TASK BRIEF
Copy out all of the data exactly as it appears.

ITEMS
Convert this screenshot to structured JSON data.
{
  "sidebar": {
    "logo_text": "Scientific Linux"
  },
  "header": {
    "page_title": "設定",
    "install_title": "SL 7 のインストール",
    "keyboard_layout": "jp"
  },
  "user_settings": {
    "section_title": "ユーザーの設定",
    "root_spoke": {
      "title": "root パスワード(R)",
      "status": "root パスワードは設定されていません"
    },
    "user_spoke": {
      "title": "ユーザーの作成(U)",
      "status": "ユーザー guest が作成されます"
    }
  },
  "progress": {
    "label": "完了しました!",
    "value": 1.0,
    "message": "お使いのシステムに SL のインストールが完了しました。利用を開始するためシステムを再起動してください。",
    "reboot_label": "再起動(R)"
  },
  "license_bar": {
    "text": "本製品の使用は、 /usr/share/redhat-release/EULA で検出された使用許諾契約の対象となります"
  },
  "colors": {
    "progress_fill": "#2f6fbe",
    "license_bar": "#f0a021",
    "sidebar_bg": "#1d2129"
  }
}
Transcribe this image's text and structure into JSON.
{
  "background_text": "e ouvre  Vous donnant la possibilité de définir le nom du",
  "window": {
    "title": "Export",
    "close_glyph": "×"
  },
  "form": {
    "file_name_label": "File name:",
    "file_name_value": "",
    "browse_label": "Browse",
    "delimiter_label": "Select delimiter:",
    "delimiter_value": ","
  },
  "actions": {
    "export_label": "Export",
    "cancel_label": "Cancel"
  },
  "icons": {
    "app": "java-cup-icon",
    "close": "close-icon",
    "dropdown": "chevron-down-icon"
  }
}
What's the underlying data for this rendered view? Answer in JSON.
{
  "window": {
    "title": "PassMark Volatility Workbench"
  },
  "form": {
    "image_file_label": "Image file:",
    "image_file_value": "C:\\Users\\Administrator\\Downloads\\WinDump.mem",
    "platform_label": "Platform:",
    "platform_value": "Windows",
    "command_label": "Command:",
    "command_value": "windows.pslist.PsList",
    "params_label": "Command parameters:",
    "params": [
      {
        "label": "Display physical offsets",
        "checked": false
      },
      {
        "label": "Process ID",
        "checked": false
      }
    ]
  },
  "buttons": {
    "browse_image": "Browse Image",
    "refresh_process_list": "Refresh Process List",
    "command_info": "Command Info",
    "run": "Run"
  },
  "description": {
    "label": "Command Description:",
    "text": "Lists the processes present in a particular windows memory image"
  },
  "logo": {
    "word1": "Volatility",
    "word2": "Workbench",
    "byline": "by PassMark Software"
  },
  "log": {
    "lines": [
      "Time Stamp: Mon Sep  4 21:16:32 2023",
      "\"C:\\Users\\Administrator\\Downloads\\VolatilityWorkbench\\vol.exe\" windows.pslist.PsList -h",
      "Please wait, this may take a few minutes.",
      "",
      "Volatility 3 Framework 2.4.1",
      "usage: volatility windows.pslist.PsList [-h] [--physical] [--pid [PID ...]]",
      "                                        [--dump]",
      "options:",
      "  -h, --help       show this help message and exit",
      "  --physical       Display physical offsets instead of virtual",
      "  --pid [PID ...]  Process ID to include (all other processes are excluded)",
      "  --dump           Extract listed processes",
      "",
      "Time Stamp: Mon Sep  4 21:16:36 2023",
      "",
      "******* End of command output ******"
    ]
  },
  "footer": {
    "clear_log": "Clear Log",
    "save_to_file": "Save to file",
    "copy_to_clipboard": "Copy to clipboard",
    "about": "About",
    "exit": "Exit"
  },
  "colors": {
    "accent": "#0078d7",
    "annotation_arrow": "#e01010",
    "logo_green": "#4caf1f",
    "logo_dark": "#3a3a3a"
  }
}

WRITTEN ANSWER
Convert this screenshot to structured JSON data.
{
  "sidebar": {
    "logo_text": "Scientific Linux"
  },
  "header": {
    "page_title": "設定",
    "install_title": "SL 7 のインストール",
    "keyboard_layout": "jp"
  },
  "user_settings": {
    "section_title": "ユーザーの設定",
    "root_spoke": {
      "title": "root パスワード(R)",
      "status": "root パスワードは設定されていません"
    },
    "user_spoke": {
      "title": "ユーザーの作成(U)",
      "status": "ユーザー guest が作成されます"
    }
  },
  "progress": {
    "label": "完了しました!",
    "value": 1.0,
    "message": "お使いのシステムに SL のインストールが完了しました。利用を開始するためシステムを再起動してください。",
    "reboot_label": "再起動(R)"
  },
  "license_bar": {
    "text": "本製品の使用は、 /usr/share/redhat-release/EULA で検出された使用許諾契約の対象となります"
  },
  "colors": {
    "progress_fill": "#2f6fbe",
    "license_bar": "#f0a021",
    "sidebar_bg": "#1d2129"
  }
}
Transcribe this image's text and structure into JSON.
{
  "background_text": "e ouvre  Vous donnant la possibilité de définir le nom du",
  "window": {
    "title": "Export",
    "close_glyph": "×"
  },
  "form": {
    "file_name_label": "File name:",
    "file_name_value": "",
    "browse_label": "Browse",
    "delimiter_label": "Select delimiter:",
    "delimiter_value": ","
  },
  "actions": {
    "export_label": "Export",
    "cancel_label": "Cancel"
  },
  "icons": {
    "app": "java-cup-icon",
    "close": "close-icon",
    "dropdown": "chevron-down-icon"
  }
}
What's the underlying data for this rendered view? Answer in JSON.
{
  "window": {
    "title": "PassMark Volatility Workbench"
  },
  "form": {
    "image_file_label": "Image file:",
    "image_file_value": "C:\\Users\\Administrator\\Downloads\\WinDump.mem",
    "platform_label": "Platform:",
    "platform_value": "Windows",
    "command_label": "Command:",
    "command_value": "windows.pslist.PsList",
    "params_label": "Command parameters:",
    "params": [
      {
        "label": "Display physical offsets",
        "checked": false
      },
      {
        "label": "Process ID",
        "checked": false
      }
    ]
  },
  "buttons": {
    "browse_image": "Browse Image",
    "refresh_process_list": "Refresh Process List",
    "command_info": "Command Info",
    "run": "Run"
  },
  "description": {
    "label": "Command Description:",
    "text": "Lists the processes present in a particular windows memory image"
  },
  "logo": {
    "word1": "Volatility",
    "word2": "Workbench",
    "byline": "by PassMark Software"
  },
  "log": {
    "lines": [
      "Time Stamp: Mon Sep  4 21:16:32 2023",
      "\"C:\\Users\\Administrator\\Downloads\\VolatilityWorkbench\\vol.exe\" windows.pslist.PsList -h",
      "Please wait, this may take a few minutes.",
      "",
      "Volatility 3 Framework 2.4.1",
      "usage: volatility windows.pslist.PsList [-h] [--physical] [--pid [PID ...]]",
      "                                        [--dump]",
      "options:",
      "  -h, --help       show this help message and exit",
      "  --physical       Display physical offsets instead of virtual",
      "  --pid [PID ...]  Process ID to include (all other processes are excluded)",
      "  --dump           Extract listed processes",
      "",
      "Time Stamp: Mon Sep  4 21:16:36 2023",
      "",
      "******* End of command output ******"
    ]
  },
  "footer": {
    "clear_log": "Clear Log",
    "save_to_file": "Save to file",
    "copy_to_clipboard": "Copy to clipboard",
    "about": "About",
    "exit": "Exit"
  },
  "colors": {
    "accent": "#0078d7",
    "annotation_arrow": "#e01010",
    "logo_green": "#4caf1f",
    "logo_dark": "#3a3a3a"
  }
}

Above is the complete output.